» Material for this exercise:

+++++

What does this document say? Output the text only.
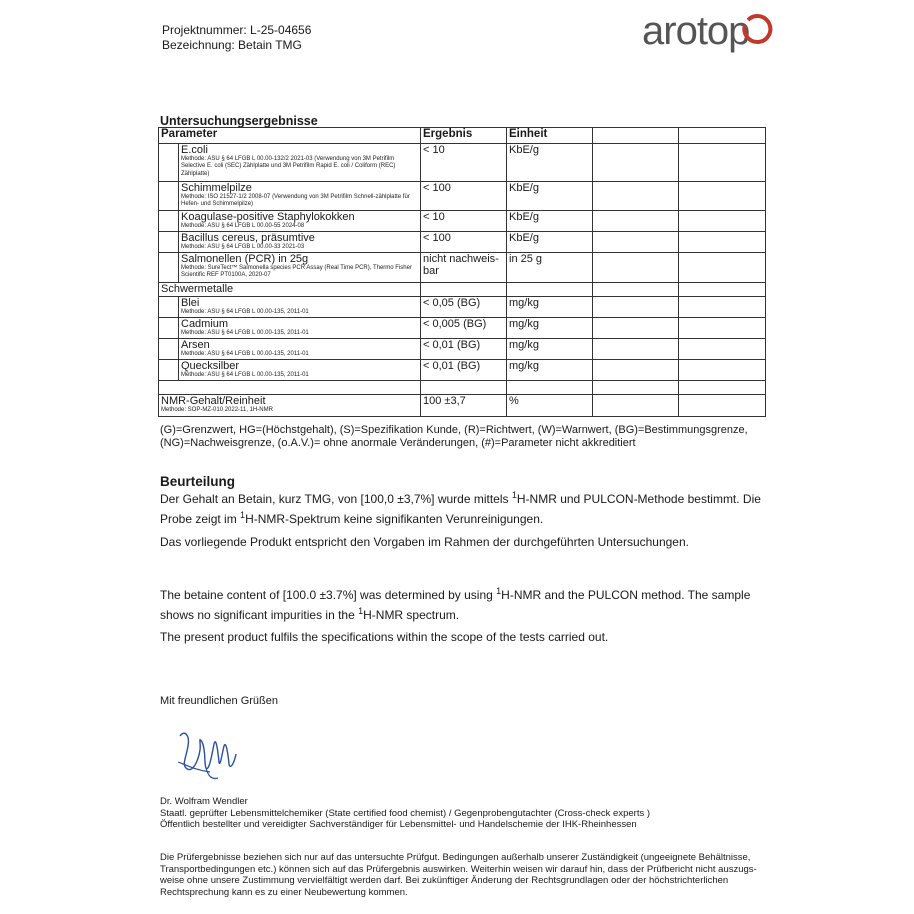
Projektnummer: L-25-04656
Bezeichnung: Betain TMG	arotop
Untersuchungsergebnisse
Parameter		Ergebnis	Einheit		

	E.coli
Methode: ASU § 64 LFGB L 00.00-132/2 2021-03 (Verwendung von 3M Petrifilm Selective E. coli (SEC) Zählplatte und 3M Petrifilm Rapid E. coli / Coliform (REC) Zählplatte)	< 10	KbE/g		

	Schimmelpilze
Methode: ISO 21527-1/2 2008-07 (Verwendung von 3M Petrifilm Schnell-zählplatte für Hefen- und Schimmelpilze)	< 100	KbE/g		

	Koagulase-positive Staphylokokken
Methode: ASU § 64 LFGB L 00.00-55 2024-08	< 10	KbE/g		

	Bacillus cereus, präsumtive
Methode: ASU § 64 LFGB L 00.00-33 2021-03	< 100	KbE/g		

	Salmonellen (PCR) in 25g
Methode: SureTect™ Salmonella species PCR Assay (Real Time PCR), Thermo Fisher Scientific REF PT0100A, 2020-07	nicht nachweis-bar	in 25 g		
Schwermetalle					

	Blei
Methode: ASU § 64 LFGB L 00.00-135, 2011-01	< 0,05 (BG)	mg/kg		

	Cadmium
Methode: ASU § 64 LFGB L 00.00-135, 2011-01	< 0,005 (BG)	mg/kg		

	Arsen
Methode: ASU § 64 LFGB L 00.00-135, 2011-01	< 0,01 (BG)	mg/kg		

	Quecksilber
Methode: ASU § 64 LFGB L 00.00-135, 2011-01	< 0,01 (BG)	mg/kg		

NMR-Gehalt/Reinheit
Methode: SOP-MZ-010 2022-11, 1H-NMR		100 ±3,7	%		
(G)=Grenzwert, HG=(Höchstgehalt), (S)=Spezifikation Kunde, (R)=Richtwert, (W)=Warnwert, (BG)=Bestimmungsgrenze,
(NG)=Nachweisgrenze, (o.A.V.)= ohne anormale Veränderungen, (#)=Parameter nicht akkreditiert
Beurteilung
Der Gehalt an Betain, kurz TMG, von [100,0 ±3,7%] wurde mittels $^1$H-NMR und PULCON-Methode bestimmt. Die
Probe zeigt im $^1$H-NMR-Spektrum keine signifikanten Verunreinigungen.
Das vorliegende Produkt entspricht den Vorgaben im Rahmen der durchgeführten Untersuchungen.
The betaine content of [100.0 ±3.7%] was determined by using $^1$H-NMR and the PULCON method. The sample
shows no significant impurities in the $^1$H-NMR spectrum.
The present product fulfils the specifications within the scope of the tests carried out.
Mit freundlichen Grüßen
Dr. Wolfram Wendler
Staatl. geprüfter Lebensmittelchemiker (State certified food chemist) / Gegenprobengutachter (Cross-check experts )
Öffentlich bestellter und vereidigter Sachverständiger für Lebensmittel- und Handelschemie der IHK-Rheinhessen
Die Prüfergebnisse beziehen sich nur auf das untersuchte Prüfgut. Bedingungen außerhalb unserer Zuständigkeit (ungeeignete Behältnisse,
Transportbedingungen etc.) können sich auf das Prüfergebnis auswirken. Weiterhin weisen wir darauf hin, dass der Prüfbericht nicht auszugs-
weise ohne unsere Zustimmung vervielfältigt werden darf. Bei zukünftiger Änderung der Rechtsgrundlagen oder der höchstrichterlichen
Rechtsprechung kann es zu einer Neubewertung kommen.
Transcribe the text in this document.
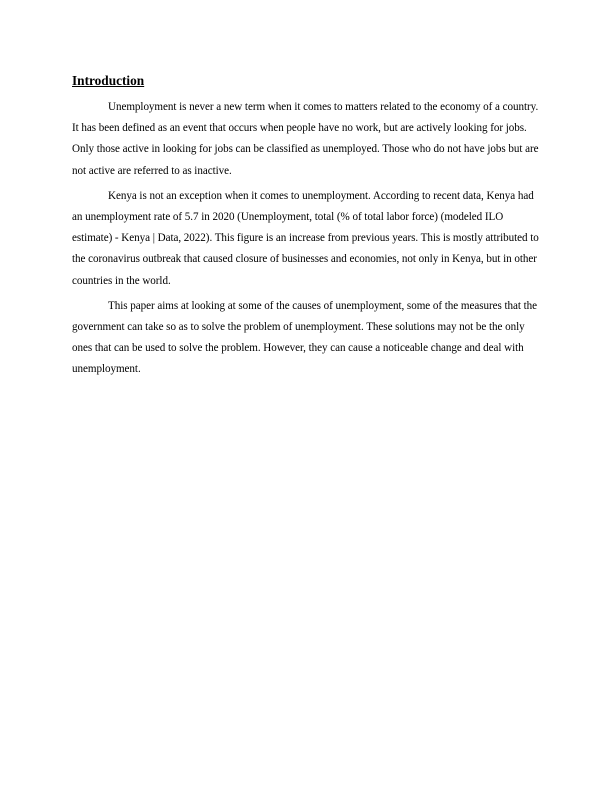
Introduction

Unemployment is never a new term when it comes to matters related to the economy of a country. It has been defined as an event that occurs when people have no work, but are actively looking for jobs. Only those active in looking for jobs can be classified as unemployed. Those who do not have jobs but are not active are referred to as inactive.

Kenya is not an exception when it comes to unemployment. According to recent data, Kenya had an unemployment rate of 5.7 in 2020 (Unemployment, total (% of total labor force) (modeled ILO estimate) - Kenya | Data, 2022). This figure is an increase from previous years. This is mostly attributed to the coronavirus outbreak that caused closure of businesses and economies, not only in Kenya, but in other countries in the world.

This paper aims at looking at some of the causes of unemployment, some of the measures that the government can take so as to solve the problem of unemployment. These solutions may not be the only ones that can be used to solve the problem. However, they can cause a noticeable change and deal with unemployment.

+++++

Among the records, find all lines that include the string "document" and return them.

» Result for this task:
What does this document say? Output the text only.
Transcribe the text in this document.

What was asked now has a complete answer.